_WRITTEN PROBLEM:_
Write the data out again, exactly as given.

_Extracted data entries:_
⁂
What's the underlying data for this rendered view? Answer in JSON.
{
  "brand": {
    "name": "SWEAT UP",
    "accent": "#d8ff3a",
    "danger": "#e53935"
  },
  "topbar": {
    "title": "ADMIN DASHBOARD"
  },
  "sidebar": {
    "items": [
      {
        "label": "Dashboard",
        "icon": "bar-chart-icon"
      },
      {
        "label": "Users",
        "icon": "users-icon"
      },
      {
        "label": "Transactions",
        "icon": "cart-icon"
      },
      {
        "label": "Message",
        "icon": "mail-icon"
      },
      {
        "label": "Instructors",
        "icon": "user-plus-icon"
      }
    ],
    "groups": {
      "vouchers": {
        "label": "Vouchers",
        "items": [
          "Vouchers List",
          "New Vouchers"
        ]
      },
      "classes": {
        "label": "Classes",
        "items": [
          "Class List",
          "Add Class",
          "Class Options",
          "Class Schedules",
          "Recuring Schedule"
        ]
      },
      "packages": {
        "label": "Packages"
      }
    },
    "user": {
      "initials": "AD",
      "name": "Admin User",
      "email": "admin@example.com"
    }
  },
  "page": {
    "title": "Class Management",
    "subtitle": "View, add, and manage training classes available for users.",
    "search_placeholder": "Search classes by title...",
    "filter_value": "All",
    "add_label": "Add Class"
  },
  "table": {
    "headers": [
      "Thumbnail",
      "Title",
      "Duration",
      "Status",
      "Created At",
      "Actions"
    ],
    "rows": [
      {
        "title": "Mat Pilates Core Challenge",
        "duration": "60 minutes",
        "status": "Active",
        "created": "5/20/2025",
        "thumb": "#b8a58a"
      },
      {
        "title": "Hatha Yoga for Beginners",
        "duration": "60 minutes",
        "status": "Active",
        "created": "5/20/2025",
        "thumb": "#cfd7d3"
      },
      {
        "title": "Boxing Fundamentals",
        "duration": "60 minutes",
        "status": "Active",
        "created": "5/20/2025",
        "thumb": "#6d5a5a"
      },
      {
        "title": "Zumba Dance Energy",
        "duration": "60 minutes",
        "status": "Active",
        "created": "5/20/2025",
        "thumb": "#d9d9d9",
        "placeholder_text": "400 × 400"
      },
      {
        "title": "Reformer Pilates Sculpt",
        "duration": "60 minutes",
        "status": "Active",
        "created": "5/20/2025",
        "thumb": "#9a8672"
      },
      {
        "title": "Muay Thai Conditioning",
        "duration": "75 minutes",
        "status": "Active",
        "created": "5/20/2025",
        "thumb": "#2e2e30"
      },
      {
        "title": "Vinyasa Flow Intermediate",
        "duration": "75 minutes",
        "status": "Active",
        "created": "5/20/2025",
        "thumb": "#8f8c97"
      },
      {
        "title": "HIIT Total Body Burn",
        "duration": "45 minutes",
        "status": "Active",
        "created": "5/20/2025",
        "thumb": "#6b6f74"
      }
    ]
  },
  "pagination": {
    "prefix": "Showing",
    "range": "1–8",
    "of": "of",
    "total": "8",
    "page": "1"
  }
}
⁂
_ANSWER TO THE PROBLEM:_
What's the underlying data for this rendered view? Answer in JSON.
{
  "brand": {
    "name": "SWEAT UP",
    "accent": "#d8ff3a",
    "danger": "#e53935"
  },
  "topbar": {
    "title": "ADMIN DASHBOARD"
  },
  "sidebar": {
    "items": [
      {
        "label": "Dashboard",
        "icon": "bar-chart-icon"
      },
      {
        "label": "Users",
        "icon": "users-icon"
      },
      {
        "label": "Transactions",
        "icon": "cart-icon"
      },
      {
        "label": "Message",
        "icon": "mail-icon"
      },
      {
        "label": "Instructors",
        "icon": "user-plus-icon"
      }
    ],
    "groups": {
      "vouchers": {
        "label": "Vouchers",
        "items": [
          "Vouchers List",
          "New Vouchers"
        ]
      },
      "classes": {
        "label": "Classes",
        "items": [
          "Class List",
          "Add Class",
          "Class Options",
          "Class Schedules",
          "Recuring Schedule"
        ]
      },
      "packages": {
        "label": "Packages"
      }
    },
    "user": {
      "initials": "AD",
      "name": "Admin User",
      "email": "admin@example.com"
    }
  },
  "page": {
    "title": "Class Management",
    "subtitle": "View, add, and manage training classes available for users.",
    "search_placeholder": "Search classes by title...",
    "filter_value": "All",
    "add_label": "Add Class"
  },
  "table": {
    "headers": [
      "Thumbnail",
      "Title",
      "Duration",
      "Status",
      "Created At",
      "Actions"
    ],
    "rows": [
      {
        "title": "Mat Pilates Core Challenge",
        "duration": "60 minutes",
        "status": "Active",
        "created": "5/20/2025",
        "thumb": "#b8a58a"
      },
      {
        "title": "Hatha Yoga for Beginners",
        "duration": "60 minutes",
        "status": "Active",
        "created": "5/20/2025",
        "thumb": "#cfd7d3"
      },
      {
        "title": "Boxing Fundamentals",
        "duration": "60 minutes",
        "status": "Active",
        "created": "5/20/2025",
        "thumb": "#6d5a5a"
      },
      {
        "title": "Zumba Dance Energy",
        "duration": "60 minutes",
        "status": "Active",
        "created": "5/20/2025",
        "thumb": "#d9d9d9",
        "placeholder_text": "400 × 400"
      },
      {
        "title": "Reformer Pilates Sculpt",
        "duration": "60 minutes",
        "status": "Active",
        "created": "5/20/2025",
        "thumb": "#9a8672"
      },
      {
        "title": "Muay Thai Conditioning",
        "duration": "75 minutes",
        "status": "Active",
        "created": "5/20/2025",
        "thumb": "#2e2e30"
      },
      {
        "title": "Vinyasa Flow Intermediate",
        "duration": "75 minutes",
        "status": "Active",
        "created": "5/20/2025",
        "thumb": "#8f8c97"
      },
      {
        "title": "HIIT Total Body Burn",
        "duration": "45 minutes",
        "status": "Active",
        "created": "5/20/2025",
        "thumb": "#6b6f74"
      }
    ]
  },
  "pagination": {
    "prefix": "Showing",
    "range": "1–8",
    "of": "of",
    "total": "8",
    "page": "1"
  }
}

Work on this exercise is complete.